> **What you need to do**:
Your answer should be one number: how many lines of the data include the string "relative"?

Figure data in JSON:
--------

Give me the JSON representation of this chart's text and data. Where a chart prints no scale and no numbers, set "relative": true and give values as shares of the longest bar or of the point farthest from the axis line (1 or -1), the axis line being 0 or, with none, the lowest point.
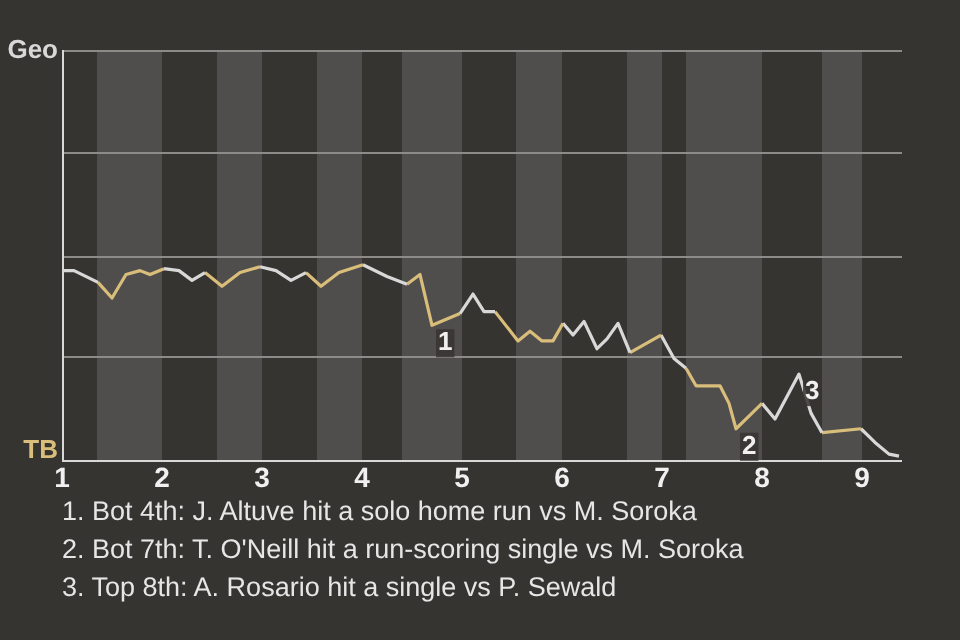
{
  "chart_data": {
    "type": "line",
    "relative": true,
    "series": [
      {
        "color": "#d8d8d8",
        "x": [
          1.0,
          1.12,
          1.36
        ],
        "values": [
          0.97,
          0.97,
          0.91
        ]
      },
      {
        "color": "#d9bd7a",
        "x": [
          1.36,
          1.5,
          1.64,
          1.78,
          1.88,
          2.02
        ],
        "values": [
          0.91,
          0.83,
          0.95,
          0.97,
          0.95,
          0.98
        ]
      },
      {
        "color": "#d8d8d8",
        "x": [
          2.02,
          2.17,
          2.3,
          2.43
        ],
        "values": [
          0.98,
          0.97,
          0.92,
          0.96
        ]
      },
      {
        "color": "#d9bd7a",
        "x": [
          2.43,
          2.6,
          2.78,
          2.98
        ],
        "values": [
          0.96,
          0.89,
          0.96,
          0.99
        ]
      },
      {
        "color": "#d8d8d8",
        "x": [
          2.98,
          3.14,
          3.29,
          3.44
        ],
        "values": [
          0.99,
          0.97,
          0.92,
          0.96
        ]
      },
      {
        "color": "#d9bd7a",
        "x": [
          3.44,
          3.59,
          3.77,
          4.01
        ],
        "values": [
          0.96,
          0.89,
          0.96,
          1
        ]
      },
      {
        "color": "#d8d8d8",
        "x": [
          4.01,
          4.25,
          4.45
        ],
        "values": [
          1,
          0.94,
          0.9
        ]
      },
      {
        "color": "#d9bd7a",
        "x": [
          4.45,
          4.58,
          4.7,
          4.98
        ],
        "values": [
          0.9,
          0.95,
          0.69,
          0.75
        ]
      },
      {
        "color": "#d8d8d8",
        "x": [
          4.98,
          5.11,
          5.22,
          5.33
        ],
        "values": [
          0.75,
          0.85,
          0.76,
          0.76
        ]
      },
      {
        "color": "#d9bd7a",
        "x": [
          5.33,
          5.56,
          5.68,
          5.8,
          5.91,
          6.01
        ],
        "values": [
          0.76,
          0.61,
          0.66,
          0.61,
          0.61,
          0.7
        ]
      },
      {
        "color": "#d8d8d8",
        "x": [
          6.01,
          6.11,
          6.22,
          6.35,
          6.45,
          6.56,
          6.68
        ],
        "values": [
          0.7,
          0.64,
          0.71,
          0.57,
          0.62,
          0.7,
          0.55
        ]
      },
      {
        "color": "#d9bd7a",
        "x": [
          6.68,
          6.99
        ],
        "values": [
          0.55,
          0.64
        ]
      },
      {
        "color": "#d8d8d8",
        "x": [
          6.99,
          7.12,
          7.24
        ],
        "values": [
          0.64,
          0.52,
          0.47
        ]
      },
      {
        "color": "#d9bd7a",
        "x": [
          7.24,
          7.34,
          7.58,
          7.67,
          7.74,
          7.88,
          8.0
        ],
        "values": [
          0.47,
          0.38,
          0.38,
          0.29,
          0.16,
          0.23,
          0.29
        ]
      },
      {
        "color": "#d8d8d8",
        "x": [
          8.0,
          8.13,
          8.37,
          8.49,
          8.6
        ],
        "values": [
          0.29,
          0.21,
          0.44,
          0.24,
          0.14
        ]
      },
      {
        "color": "#d9bd7a",
        "x": [
          8.6,
          8.99
        ],
        "values": [
          0.14,
          0.16
        ]
      },
      {
        "color": "#d8d8d8",
        "x": [
          8.99,
          9.13,
          9.27,
          9.37
        ],
        "values": [
          0.16,
          0.09,
          0.03,
          0.02
        ]
      }
    ],
    "xlim": [
      1,
      9.4
    ],
    "xticks": [
      1,
      2,
      3,
      4,
      5,
      6,
      7,
      8,
      9
    ],
    "tick_labels": "x",
    "ref_lines": [
      {
        "axis": "y",
        "value": 0.53,
        "color": "#8c8b88"
      },
      {
        "axis": "y",
        "value": 1.05,
        "color": "#8c8b88"
      },
      {
        "axis": "y",
        "value": 1.58,
        "color": "#8c8b88"
      },
      {
        "axis": "y",
        "value": 2.1,
        "color": "#8c8b88"
      }
    ],
    "marker": "none",
    "line_style": "solid",
    "bands": [
      {
        "axis": "x",
        "from": 1.35,
        "to": 2,
        "color": "#4f4e4c"
      },
      {
        "axis": "x",
        "from": 2.55,
        "to": 3,
        "color": "#4f4e4c"
      },
      {
        "axis": "x",
        "from": 3.55,
        "to": 4,
        "color": "#4f4e4c"
      },
      {
        "axis": "x",
        "from": 4.4,
        "to": 5,
        "color": "#4f4e4c"
      },
      {
        "axis": "x",
        "from": 5.54,
        "to": 6,
        "color": "#4f4e4c"
      },
      {
        "axis": "x",
        "from": 6.65,
        "to": 7,
        "color": "#4f4e4c"
      },
      {
        "axis": "x",
        "from": 7.24,
        "to": 8,
        "color": "#4f4e4c"
      },
      {
        "axis": "x",
        "from": 8.6,
        "to": 9,
        "color": "#4f4e4c"
      }
    ],
    "annotations": [
      "Geo",
      "TB",
      {
        "text": "1",
        "x": 4.7,
        "y": 0.69
      },
      {
        "text": "2",
        "x": 7.74,
        "y": 0.16
      },
      {
        "text": "3",
        "x": 8.37,
        "y": 0.44
      },
      "1. Bot 4th: J. Altuve hit a solo home run vs M. Soroka",
      "2. Bot 7th: T. O'Neill hit a run-scoring single vs M. Soroka",
      "3. Top 8th: A. Rosario hit a single vs P. Sewald"
    ]
  }
}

--------

> **Result for this task**:
2